# EXTRACTED DATA start

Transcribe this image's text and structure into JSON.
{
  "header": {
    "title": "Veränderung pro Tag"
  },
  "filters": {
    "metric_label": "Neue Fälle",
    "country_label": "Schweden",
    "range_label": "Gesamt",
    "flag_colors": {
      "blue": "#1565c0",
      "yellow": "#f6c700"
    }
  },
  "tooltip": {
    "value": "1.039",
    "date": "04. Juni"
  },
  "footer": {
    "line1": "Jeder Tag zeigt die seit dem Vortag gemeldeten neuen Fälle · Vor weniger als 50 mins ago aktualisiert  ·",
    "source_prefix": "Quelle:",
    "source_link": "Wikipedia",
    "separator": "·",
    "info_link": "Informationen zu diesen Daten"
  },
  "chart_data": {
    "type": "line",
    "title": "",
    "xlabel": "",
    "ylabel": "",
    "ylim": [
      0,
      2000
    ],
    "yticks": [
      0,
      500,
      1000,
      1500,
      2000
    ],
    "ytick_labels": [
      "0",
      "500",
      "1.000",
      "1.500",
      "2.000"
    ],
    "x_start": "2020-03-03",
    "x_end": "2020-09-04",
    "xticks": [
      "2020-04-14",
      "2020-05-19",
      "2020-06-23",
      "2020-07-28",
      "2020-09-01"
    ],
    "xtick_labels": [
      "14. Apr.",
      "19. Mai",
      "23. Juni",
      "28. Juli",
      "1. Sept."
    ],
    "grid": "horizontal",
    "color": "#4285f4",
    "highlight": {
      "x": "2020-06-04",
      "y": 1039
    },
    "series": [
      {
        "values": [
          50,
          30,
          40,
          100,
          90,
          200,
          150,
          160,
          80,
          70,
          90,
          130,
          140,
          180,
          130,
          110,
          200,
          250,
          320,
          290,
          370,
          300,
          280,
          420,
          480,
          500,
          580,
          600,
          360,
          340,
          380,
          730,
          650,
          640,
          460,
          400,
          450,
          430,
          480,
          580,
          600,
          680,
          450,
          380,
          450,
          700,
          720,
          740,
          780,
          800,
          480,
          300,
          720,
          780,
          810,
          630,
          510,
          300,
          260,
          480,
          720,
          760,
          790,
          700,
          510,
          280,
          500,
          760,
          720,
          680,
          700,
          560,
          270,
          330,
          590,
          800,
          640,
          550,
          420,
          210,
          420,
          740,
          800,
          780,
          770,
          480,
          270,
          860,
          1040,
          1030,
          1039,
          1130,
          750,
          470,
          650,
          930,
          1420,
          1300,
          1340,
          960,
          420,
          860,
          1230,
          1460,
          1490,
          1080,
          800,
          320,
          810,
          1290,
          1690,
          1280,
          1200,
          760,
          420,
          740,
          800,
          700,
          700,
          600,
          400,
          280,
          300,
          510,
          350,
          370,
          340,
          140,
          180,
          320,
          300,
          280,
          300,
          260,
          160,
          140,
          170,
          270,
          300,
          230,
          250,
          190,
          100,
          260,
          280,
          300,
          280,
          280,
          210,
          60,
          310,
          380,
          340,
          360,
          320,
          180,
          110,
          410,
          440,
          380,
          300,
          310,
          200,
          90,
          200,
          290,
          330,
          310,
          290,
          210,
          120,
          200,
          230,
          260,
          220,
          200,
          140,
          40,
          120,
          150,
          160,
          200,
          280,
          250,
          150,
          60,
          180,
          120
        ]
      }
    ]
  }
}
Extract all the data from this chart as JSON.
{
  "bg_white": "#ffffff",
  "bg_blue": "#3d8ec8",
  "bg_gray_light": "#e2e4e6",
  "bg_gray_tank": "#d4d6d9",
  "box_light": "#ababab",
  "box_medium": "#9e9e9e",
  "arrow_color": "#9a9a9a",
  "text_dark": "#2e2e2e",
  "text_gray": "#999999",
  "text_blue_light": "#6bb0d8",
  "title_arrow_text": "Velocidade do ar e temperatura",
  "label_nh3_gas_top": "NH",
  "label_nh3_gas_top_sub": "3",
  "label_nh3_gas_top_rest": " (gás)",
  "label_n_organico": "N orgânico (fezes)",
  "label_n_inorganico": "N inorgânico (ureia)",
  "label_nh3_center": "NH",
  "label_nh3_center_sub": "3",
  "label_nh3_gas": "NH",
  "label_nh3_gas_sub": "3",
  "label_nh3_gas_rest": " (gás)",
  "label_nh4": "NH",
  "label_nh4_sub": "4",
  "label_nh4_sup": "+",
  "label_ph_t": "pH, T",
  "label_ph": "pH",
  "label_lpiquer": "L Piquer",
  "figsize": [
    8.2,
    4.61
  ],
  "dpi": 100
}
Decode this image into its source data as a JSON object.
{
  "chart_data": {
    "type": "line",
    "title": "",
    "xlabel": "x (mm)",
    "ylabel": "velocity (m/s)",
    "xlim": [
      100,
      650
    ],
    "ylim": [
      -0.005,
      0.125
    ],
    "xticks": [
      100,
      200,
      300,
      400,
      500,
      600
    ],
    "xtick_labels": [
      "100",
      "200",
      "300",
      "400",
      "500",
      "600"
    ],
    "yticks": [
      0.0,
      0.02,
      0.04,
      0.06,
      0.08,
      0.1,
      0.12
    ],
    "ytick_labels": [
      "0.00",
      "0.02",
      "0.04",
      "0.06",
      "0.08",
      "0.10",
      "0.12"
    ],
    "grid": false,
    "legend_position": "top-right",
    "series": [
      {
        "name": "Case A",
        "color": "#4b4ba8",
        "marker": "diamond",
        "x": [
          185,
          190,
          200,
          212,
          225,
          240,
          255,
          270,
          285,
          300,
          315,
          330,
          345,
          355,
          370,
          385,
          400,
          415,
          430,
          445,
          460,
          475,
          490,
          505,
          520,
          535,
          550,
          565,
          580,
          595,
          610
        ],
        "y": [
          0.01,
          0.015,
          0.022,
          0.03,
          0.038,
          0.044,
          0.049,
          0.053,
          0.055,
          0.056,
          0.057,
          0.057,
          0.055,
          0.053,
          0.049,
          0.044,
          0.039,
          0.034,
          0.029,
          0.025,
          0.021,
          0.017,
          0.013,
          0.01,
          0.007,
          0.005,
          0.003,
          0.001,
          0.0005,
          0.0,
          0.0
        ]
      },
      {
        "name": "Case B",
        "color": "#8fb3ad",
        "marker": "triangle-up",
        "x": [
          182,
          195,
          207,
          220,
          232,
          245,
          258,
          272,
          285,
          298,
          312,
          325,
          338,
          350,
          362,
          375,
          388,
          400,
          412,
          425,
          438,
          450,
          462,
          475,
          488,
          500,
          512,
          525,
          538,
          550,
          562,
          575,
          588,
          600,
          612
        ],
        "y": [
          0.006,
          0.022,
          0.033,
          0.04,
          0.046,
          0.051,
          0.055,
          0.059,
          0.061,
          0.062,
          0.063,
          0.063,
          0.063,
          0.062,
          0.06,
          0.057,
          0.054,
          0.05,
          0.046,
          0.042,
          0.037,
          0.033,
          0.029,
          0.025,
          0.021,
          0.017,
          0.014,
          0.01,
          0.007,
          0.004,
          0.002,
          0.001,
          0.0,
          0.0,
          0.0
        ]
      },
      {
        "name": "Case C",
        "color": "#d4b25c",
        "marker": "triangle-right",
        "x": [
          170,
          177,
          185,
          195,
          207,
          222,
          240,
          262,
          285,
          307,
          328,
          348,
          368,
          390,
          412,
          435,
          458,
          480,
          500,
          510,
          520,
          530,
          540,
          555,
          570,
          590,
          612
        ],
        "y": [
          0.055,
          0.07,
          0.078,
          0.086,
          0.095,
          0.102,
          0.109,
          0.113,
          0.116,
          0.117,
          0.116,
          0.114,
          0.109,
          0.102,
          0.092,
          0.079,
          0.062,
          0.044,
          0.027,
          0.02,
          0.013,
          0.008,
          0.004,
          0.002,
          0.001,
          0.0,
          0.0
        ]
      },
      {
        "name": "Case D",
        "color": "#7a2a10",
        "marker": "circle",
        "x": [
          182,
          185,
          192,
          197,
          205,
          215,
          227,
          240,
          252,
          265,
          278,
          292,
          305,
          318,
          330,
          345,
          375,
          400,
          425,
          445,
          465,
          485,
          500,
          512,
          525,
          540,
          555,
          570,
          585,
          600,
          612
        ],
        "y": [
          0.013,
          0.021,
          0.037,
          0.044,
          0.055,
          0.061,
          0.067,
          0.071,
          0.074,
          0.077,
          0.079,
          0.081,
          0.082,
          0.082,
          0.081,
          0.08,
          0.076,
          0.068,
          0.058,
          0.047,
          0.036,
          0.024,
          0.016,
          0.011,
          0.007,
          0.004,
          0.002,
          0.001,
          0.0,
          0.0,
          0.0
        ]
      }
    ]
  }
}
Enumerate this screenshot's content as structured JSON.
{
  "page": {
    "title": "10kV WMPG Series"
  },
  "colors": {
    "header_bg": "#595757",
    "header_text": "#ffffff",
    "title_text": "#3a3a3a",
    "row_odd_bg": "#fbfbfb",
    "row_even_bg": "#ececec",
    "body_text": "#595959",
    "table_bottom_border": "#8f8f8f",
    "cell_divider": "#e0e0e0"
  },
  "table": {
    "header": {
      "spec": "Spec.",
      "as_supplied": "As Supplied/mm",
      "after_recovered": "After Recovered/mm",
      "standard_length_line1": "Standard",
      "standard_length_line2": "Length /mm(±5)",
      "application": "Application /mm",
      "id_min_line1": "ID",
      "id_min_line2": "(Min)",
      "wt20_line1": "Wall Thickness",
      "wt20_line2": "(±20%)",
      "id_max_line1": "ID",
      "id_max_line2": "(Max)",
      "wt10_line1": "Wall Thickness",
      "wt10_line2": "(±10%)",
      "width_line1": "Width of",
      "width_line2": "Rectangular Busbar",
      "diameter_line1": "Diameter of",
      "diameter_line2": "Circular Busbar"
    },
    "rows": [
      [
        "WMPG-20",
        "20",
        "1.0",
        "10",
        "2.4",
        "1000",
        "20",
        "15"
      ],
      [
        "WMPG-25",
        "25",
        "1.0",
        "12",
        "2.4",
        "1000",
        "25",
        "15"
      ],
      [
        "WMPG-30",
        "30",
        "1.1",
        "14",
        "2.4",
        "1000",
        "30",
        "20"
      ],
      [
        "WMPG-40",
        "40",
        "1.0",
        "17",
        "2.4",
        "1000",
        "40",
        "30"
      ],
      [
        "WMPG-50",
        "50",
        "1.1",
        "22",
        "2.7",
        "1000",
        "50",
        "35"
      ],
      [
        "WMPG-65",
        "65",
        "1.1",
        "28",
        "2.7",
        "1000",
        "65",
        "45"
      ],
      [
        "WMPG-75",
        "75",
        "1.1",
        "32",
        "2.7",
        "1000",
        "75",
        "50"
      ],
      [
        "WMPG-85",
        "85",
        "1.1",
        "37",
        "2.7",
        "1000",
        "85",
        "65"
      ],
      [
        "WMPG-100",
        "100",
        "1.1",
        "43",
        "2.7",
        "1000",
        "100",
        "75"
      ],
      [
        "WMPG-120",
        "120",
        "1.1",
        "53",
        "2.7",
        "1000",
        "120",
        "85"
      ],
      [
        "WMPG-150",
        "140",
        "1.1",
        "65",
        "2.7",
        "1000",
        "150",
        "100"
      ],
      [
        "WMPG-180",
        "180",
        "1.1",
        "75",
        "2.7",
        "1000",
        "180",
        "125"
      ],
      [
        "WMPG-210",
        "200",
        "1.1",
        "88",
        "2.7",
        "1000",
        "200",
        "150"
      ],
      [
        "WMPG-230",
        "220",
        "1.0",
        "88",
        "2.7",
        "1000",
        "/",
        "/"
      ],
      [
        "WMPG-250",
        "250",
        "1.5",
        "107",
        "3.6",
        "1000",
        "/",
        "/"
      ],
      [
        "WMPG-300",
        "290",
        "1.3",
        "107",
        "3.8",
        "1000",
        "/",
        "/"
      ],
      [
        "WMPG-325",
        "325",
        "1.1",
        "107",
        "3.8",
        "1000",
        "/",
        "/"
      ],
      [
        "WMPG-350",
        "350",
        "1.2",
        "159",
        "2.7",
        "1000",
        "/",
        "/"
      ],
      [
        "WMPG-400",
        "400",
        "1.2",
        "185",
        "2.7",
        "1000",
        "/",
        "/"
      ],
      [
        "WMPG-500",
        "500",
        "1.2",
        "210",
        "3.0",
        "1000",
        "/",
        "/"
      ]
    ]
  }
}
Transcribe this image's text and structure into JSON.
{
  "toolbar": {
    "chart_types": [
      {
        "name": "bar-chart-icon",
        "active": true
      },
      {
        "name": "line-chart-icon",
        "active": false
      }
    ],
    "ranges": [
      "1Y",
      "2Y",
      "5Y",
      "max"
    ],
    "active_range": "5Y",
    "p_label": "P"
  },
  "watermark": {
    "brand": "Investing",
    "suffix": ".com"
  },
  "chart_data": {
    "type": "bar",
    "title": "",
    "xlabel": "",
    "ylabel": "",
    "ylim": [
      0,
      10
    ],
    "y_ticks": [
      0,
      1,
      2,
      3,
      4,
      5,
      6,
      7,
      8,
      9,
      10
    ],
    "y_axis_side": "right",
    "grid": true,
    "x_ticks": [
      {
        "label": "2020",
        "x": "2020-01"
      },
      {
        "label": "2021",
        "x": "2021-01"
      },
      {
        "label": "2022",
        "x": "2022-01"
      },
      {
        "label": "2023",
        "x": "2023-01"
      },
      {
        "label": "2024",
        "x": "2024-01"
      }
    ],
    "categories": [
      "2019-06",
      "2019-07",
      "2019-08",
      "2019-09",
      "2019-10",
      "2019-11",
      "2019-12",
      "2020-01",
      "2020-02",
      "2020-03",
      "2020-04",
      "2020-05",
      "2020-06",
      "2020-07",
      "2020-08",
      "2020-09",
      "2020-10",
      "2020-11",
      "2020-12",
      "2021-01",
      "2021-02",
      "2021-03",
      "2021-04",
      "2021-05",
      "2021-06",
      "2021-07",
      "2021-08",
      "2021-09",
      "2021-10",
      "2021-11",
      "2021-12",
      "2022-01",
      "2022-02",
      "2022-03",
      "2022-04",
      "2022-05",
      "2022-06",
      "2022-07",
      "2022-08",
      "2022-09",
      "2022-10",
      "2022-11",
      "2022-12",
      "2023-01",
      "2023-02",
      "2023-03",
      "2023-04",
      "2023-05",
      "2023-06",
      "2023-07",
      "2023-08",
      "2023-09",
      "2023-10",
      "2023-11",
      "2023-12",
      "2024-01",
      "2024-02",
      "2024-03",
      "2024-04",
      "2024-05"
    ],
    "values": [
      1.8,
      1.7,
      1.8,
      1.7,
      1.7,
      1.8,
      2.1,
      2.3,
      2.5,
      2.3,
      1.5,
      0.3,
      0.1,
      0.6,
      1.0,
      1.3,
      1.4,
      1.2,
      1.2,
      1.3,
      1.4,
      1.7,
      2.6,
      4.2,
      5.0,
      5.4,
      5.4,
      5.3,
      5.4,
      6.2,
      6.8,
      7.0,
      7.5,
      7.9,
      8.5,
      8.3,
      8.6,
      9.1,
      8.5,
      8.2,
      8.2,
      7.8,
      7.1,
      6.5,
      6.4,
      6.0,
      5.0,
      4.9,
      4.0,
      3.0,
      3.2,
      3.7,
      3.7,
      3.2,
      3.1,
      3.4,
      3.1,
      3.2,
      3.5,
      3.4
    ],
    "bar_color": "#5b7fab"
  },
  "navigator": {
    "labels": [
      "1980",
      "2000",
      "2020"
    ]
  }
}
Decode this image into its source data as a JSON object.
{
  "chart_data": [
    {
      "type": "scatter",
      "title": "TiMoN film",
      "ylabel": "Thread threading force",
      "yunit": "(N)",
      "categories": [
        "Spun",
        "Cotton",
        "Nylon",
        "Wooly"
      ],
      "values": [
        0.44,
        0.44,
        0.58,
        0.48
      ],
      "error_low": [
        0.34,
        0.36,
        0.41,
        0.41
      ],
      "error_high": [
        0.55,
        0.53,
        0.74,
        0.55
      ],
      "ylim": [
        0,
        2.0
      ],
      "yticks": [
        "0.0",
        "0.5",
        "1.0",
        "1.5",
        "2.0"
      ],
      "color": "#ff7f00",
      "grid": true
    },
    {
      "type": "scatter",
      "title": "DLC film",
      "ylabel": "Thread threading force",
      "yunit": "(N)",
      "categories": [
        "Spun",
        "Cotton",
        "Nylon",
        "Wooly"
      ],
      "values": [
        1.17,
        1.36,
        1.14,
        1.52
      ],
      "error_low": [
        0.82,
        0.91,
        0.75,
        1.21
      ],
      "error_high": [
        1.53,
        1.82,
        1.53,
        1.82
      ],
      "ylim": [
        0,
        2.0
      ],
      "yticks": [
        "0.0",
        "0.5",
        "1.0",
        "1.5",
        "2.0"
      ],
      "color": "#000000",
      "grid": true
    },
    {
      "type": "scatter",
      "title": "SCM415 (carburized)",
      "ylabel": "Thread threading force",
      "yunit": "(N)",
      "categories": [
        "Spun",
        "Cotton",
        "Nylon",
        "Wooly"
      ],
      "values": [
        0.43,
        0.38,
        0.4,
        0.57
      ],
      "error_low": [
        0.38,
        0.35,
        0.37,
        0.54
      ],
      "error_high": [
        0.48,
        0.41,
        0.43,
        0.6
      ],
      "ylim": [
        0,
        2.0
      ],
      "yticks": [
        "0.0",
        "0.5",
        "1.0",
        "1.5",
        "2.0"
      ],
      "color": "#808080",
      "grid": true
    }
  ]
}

# EXTRACTED DATA end

■ **TASK DIRECTIONS**
Check every line of the material for the string "Wall" and give the number of lines that have it, without anything else.

■ **FULL ANSWER**
2